**Extract to read**.
**********
Good point. Thank you. –  rks Sep 5 '12 at 18:47
    
To the other remark. I'm not sure about the "you can always get all palindromes" as there are O(n^2) possible palindromes in the worst case, so this might break the time bound. But as far as I read and understood the algorithm it uses some clever insides how the palindromes might look like, so there might be some way how to alter it, but unless someone will show me how to alter it, I wouldn't automatically expect it to be trivial. –  Richard Stefanec Sep 5 '12 at 18:52
    
as I still cannot write under your solution, you should probably edit it in such a way, that it is clear that we still need to find an algorithm solving the problem of "palindromic substring of length exactly n", as it is not clear if such algorithm is just an trivial variation of the "longest palindromic substring problem" and it might be interesting to find out if it is. –  Richard Stefanec Sep 5 '12 at 19:00

Concatenate the string to itself, then do the classical palindrome research in the new string. If you find a palindrome whose length is longer or equal to the length of your original string, you know your string is a rotated palindrome.
**********
**Dataset content**.
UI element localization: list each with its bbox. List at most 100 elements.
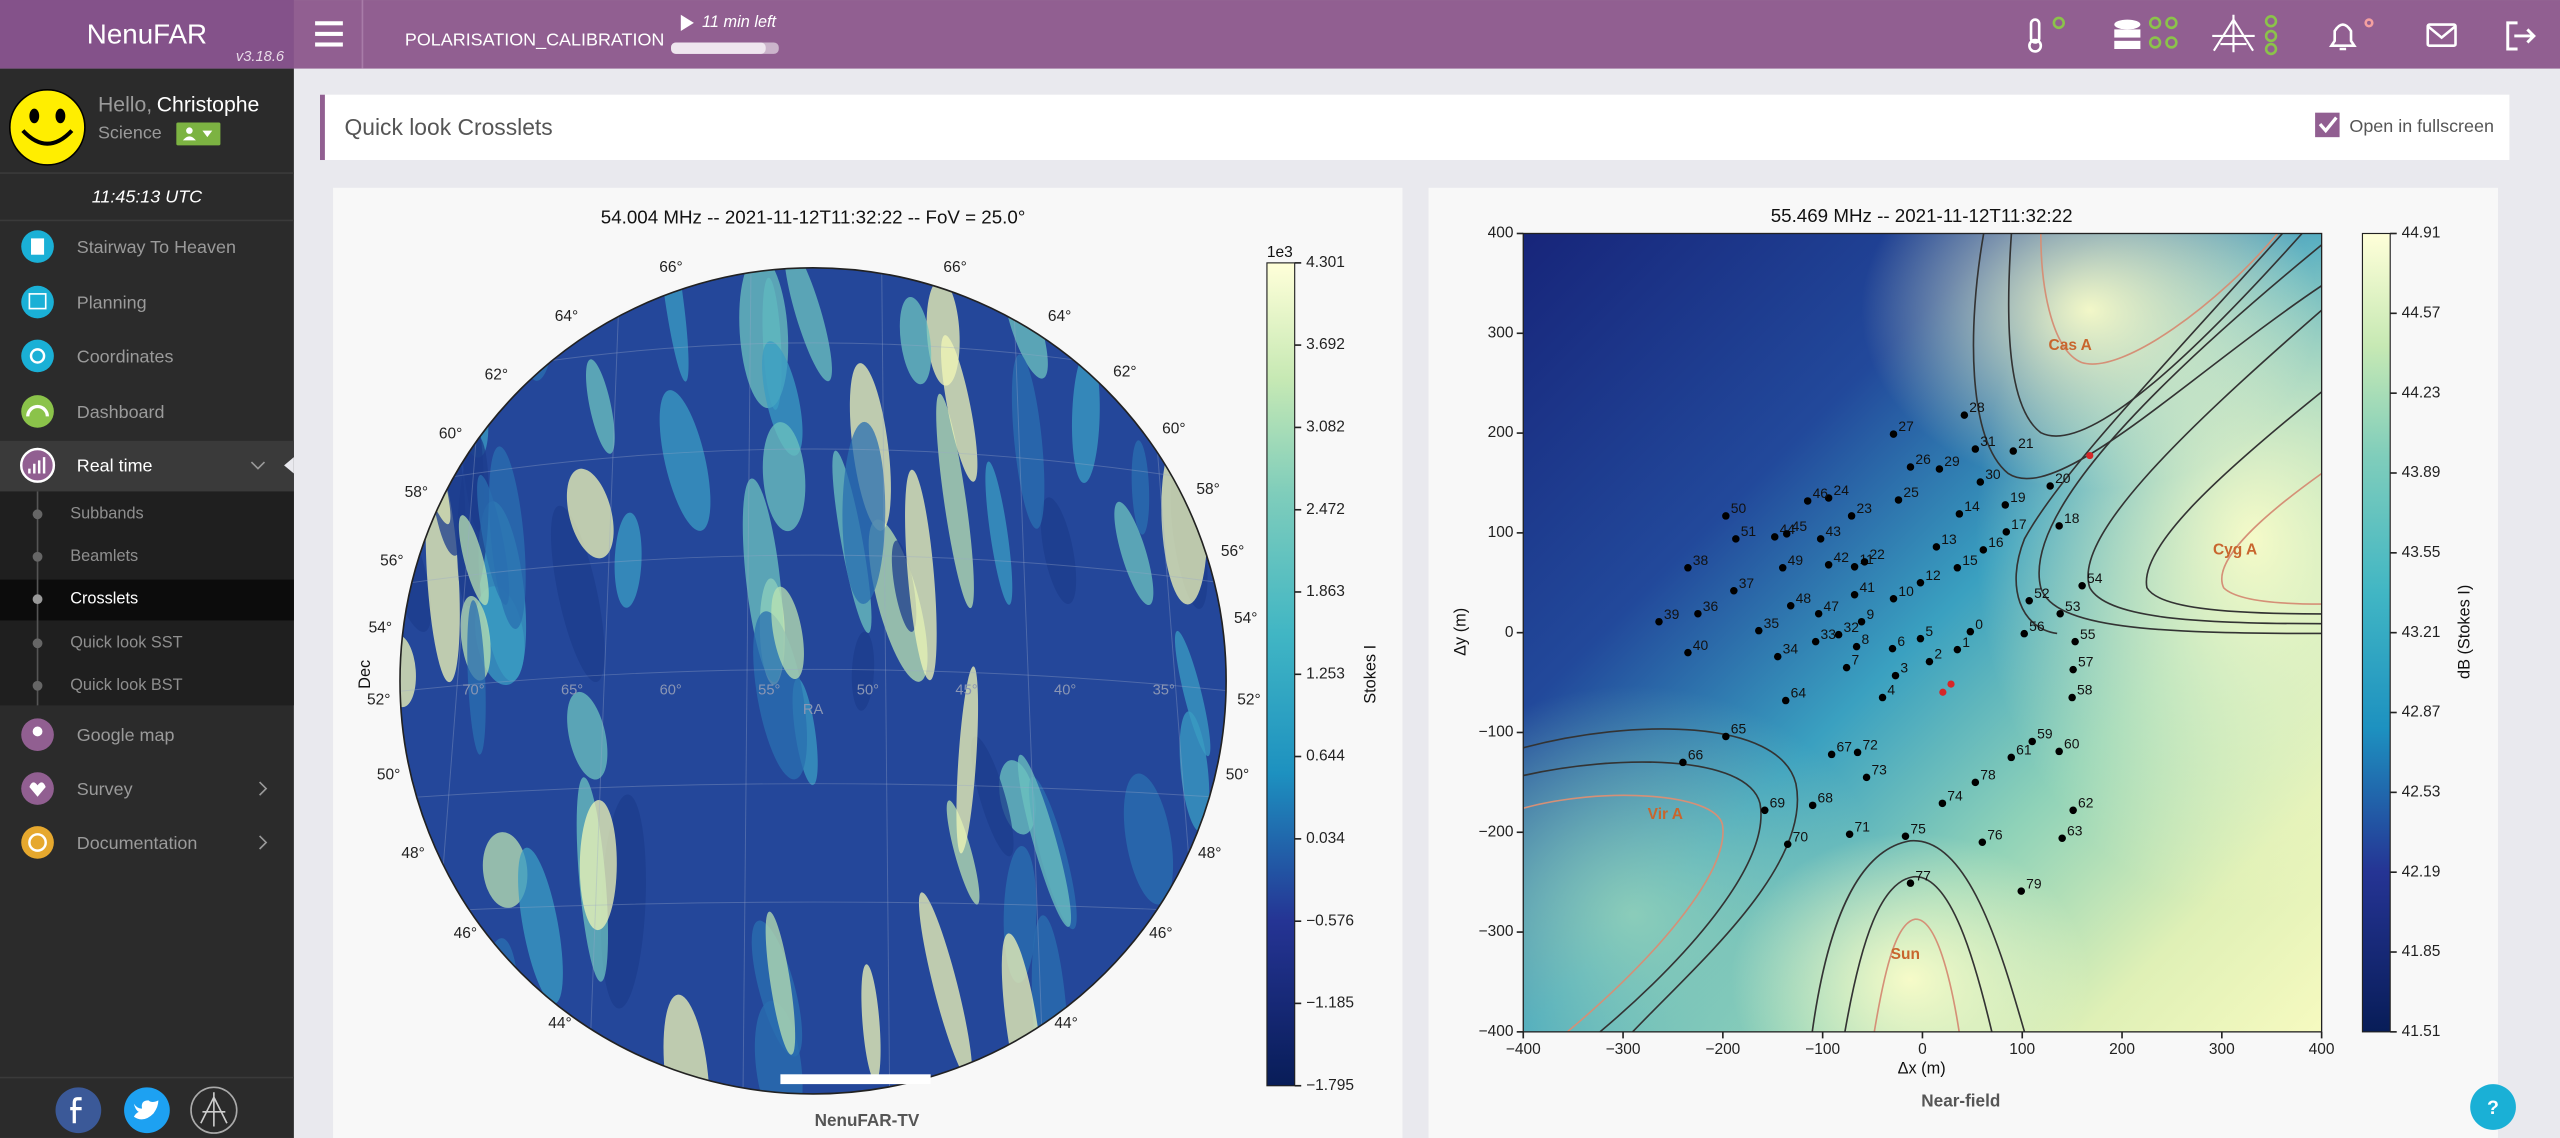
**********
**What you need to do**.
- 1) Answer these from the forum excerpt above, one line each:
(a) How many possible palindromes are there in the worst case, according to Richard Stefanec?
(b) Which problem does he say still needs an algorithm?
(c) In the final approach, what is the string concatenated to?
- 2) In one to three sentences, explain why Richard Stefanec doubts the claim that "you can always get all palindromes," using the reason given in the forum excerpt.

**Per-task answers**.
- 1)
(a) O(n^2).
(b) Finding a palindromic substring of length exactly n.
(c) Itself.

- 2) In the worst case there are O(n^2) possible palindromes, so listing them all might break the time bound. He also says he would not assume the algorithm is easy to alter for this until someone shows how.